Problem to solve: Isolate every line in the records below with "skötsel" in it.
####
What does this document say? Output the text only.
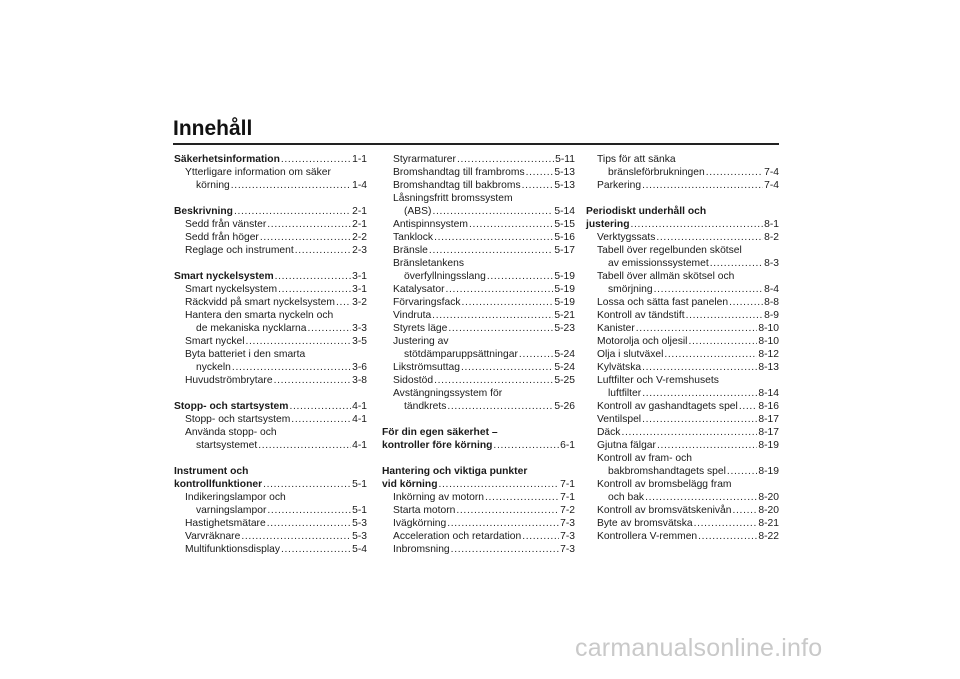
Innehåll
Säkerhetsinformation . . .	1-1
Ytterligare information om säker
körning . . .	1-4
Beskrivning . . .	2-1
Sedd från vänster . . .	2-1
Sedd från höger . . .	2-2
Reglage och instrument . . .	2-3
Smart nyckelsystem . . .	3-1
Smart nyckelsystem . . .	3-1
Räckvidd på smart nyckelsystem . . . 3-2
Hantera den smarta nyckeln och
de mekaniska nycklarna . . .	3-3
Smart nyckel . . .	3-5
Byta batteriet i den smarta
nyckeln . . .	3-6
Huvudströmbrytare . . .	3-8
Stopp- och startsystem . . .	4-1
Stopp- och startsystem . . .	4-1
Använda stopp- och
startsystemet . . .	4-1
Instrument och
kontrollfunktioner . . .	5-1
Indikeringslampor och
varningslampor . . .	5-1
Hastighetsmätare . . .	5-3
Varvräknare . . .	5-3
Multifunktionsdisplay . . .	5-4
Styrarmaturer . . .	5-11
Bromshandtag till frambroms . . .	5-13
Bromshandtag till bakbroms . . .	5-13
Låsningsfritt bromssystem
(ABS) . . .	5-14
Antispinnsystem . . .	5-15
Tanklock . . .	5-16
Bränsle . . .	5-17
Bränsletankens
överfyllningsslang . . .	5-19
Katalysator . . .	5-19
Förvaringsfack . . .	5-19
Vindruta . . .	5-21
Styrets läge . . .	5-23
Justering av
stötdämparuppsättningar . . .	5-24
Likströmsuttag . . .	5-24
Sidostöd . . .	5-25
Avstängningssystem för
tändkrets . . .	5-26
För din egen säkerhet –
kontroller före körning . . .	6-1
Hantering och viktiga punkter
vid körning . . .	7-1
Inkörning av motorn . . .	7-1
Starta motorn . . .	7-2
Ivägkörning . . .	7-3
Acceleration och retardation . . .	7-3
Inbromsning . . .	7-3
Tips för att sänka
bränsleförbrukningen . . .	7-4
Parkering . . .	7-4
Periodiskt underhåll och
justering . . .	8-1
Verktygssats . . .	8-2
Tabell över regelbunden skötsel
av emissionssystemet . . .	8-3
Tabell över allmän skötsel och
smörjning . . .	8-4
Lossa och sätta fast panelen . . .	8-8
Kontroll av tändstift . . .	8-9
Kanister . . .	8-10
Motorolja och oljesil . . .	8-10
Olja i slutväxel . . .	8-12
Kylvätska . . .	8-13
Luftfilter och V-remshusets
luftfilter . . .	8-14
Kontroll av gashandtagets spel . . . 8-16
Ventilspel . . .	8-17
Däck . . .	8-17
Gjutna fälgar . . .	8-19
Kontroll av fram- och
bakbromshandtagets spel . . .	8-19
Kontroll av bromsbelägg fram
och bak . . .	8-20
Kontroll av bromsvätskenivån . . .	8-20
Byte av bromsvätska . . .	8-21
Kontrollera V-remmen . . .	8-22
carmanualsonline.info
####
Expected answer:
Tabell över regelbunden skötsel
Tabell över allmän skötsel och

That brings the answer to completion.